■ WHAT TO DO
Report how many lines hold the string "confirmation". Give the number and nothing else.

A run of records
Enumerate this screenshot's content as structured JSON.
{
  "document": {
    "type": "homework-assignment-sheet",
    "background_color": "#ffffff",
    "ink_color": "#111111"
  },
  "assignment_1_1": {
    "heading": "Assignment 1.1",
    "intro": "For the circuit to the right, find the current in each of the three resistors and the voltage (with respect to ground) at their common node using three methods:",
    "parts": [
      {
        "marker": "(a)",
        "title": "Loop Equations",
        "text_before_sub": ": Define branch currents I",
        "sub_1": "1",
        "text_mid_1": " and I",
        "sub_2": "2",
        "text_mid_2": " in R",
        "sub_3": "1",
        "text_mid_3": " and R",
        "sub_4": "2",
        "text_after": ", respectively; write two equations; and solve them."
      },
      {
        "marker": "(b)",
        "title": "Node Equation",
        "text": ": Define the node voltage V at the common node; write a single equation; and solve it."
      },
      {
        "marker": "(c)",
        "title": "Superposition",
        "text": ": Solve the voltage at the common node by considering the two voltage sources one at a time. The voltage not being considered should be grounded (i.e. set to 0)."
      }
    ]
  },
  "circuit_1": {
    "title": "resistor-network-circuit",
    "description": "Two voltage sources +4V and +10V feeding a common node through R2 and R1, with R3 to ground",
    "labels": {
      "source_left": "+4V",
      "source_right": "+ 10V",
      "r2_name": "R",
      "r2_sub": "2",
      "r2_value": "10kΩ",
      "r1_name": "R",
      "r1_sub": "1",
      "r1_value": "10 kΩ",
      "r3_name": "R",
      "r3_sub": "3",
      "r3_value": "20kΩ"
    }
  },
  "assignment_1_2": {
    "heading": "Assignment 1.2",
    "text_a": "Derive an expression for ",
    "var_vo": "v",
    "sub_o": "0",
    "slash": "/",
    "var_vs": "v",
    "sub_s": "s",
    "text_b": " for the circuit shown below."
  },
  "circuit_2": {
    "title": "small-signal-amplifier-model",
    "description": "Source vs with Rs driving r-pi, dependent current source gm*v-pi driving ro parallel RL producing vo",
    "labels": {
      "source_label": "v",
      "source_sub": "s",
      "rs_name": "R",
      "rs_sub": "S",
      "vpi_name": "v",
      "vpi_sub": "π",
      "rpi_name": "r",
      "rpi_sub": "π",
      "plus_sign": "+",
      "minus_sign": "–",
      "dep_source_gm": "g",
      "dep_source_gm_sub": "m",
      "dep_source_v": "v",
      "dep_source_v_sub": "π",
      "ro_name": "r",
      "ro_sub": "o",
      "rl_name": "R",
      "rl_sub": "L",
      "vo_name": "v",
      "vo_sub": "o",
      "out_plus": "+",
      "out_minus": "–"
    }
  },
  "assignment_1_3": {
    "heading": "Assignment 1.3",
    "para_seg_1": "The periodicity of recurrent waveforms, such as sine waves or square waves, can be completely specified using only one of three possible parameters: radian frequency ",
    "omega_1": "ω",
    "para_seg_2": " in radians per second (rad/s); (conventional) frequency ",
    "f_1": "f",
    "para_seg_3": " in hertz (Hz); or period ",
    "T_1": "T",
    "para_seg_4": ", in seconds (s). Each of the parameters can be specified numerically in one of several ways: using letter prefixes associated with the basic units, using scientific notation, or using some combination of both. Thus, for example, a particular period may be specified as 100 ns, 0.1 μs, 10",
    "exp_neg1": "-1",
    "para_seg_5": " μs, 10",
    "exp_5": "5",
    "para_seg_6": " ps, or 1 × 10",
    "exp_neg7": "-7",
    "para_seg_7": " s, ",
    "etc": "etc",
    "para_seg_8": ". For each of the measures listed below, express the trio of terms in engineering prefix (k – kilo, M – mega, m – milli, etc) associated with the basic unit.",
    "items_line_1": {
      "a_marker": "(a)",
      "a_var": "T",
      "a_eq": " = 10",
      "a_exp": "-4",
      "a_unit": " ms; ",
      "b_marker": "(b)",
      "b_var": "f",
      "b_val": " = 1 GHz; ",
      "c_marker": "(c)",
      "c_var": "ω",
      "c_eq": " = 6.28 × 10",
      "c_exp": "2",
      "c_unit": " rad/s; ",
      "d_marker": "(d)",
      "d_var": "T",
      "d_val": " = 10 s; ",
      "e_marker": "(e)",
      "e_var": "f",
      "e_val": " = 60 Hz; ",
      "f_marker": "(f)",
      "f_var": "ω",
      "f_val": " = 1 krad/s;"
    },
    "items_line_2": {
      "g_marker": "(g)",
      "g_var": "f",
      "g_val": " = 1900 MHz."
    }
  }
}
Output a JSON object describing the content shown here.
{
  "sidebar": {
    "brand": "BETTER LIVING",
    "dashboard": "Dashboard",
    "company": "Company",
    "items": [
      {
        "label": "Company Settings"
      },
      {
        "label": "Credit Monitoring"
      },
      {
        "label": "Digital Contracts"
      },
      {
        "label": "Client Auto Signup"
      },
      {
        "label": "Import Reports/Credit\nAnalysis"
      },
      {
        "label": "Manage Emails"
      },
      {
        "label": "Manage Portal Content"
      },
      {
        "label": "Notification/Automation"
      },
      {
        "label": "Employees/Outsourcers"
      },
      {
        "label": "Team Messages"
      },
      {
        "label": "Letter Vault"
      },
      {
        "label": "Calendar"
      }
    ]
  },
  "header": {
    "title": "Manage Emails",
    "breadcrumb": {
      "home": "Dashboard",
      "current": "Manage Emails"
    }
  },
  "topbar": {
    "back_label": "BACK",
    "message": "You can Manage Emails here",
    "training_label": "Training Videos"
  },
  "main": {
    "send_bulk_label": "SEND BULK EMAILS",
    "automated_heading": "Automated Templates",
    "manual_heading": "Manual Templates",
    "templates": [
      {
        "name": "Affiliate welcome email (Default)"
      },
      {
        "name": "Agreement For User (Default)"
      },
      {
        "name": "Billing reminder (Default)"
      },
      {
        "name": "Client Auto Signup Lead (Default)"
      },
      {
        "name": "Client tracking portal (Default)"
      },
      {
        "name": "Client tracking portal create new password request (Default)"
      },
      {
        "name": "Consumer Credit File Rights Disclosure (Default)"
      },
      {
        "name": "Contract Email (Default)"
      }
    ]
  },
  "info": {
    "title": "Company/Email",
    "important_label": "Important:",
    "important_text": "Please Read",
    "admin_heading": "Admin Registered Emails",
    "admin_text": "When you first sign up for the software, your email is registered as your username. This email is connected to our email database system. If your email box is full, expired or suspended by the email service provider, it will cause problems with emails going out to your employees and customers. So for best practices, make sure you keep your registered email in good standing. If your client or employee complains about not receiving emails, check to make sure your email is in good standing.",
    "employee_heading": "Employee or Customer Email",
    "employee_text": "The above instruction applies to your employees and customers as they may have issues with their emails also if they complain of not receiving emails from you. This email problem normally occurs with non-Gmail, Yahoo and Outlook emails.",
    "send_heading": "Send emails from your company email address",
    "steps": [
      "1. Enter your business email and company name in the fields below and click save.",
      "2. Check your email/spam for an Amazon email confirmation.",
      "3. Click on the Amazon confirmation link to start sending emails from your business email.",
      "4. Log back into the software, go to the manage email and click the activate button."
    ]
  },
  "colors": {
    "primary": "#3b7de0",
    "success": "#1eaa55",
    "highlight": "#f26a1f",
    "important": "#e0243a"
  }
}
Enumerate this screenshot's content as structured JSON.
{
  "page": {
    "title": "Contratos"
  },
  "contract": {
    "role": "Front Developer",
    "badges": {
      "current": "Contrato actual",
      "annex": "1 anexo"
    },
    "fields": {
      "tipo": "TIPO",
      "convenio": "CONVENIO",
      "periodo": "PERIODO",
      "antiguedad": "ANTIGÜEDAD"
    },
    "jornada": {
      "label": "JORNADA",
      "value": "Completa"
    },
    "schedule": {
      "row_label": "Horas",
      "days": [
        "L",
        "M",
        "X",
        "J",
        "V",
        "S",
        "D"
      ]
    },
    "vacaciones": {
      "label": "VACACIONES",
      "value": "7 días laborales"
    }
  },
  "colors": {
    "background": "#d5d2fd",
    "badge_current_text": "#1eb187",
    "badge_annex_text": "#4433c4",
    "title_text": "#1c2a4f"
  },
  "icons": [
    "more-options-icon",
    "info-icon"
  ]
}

■ EXERCISE RESULT
2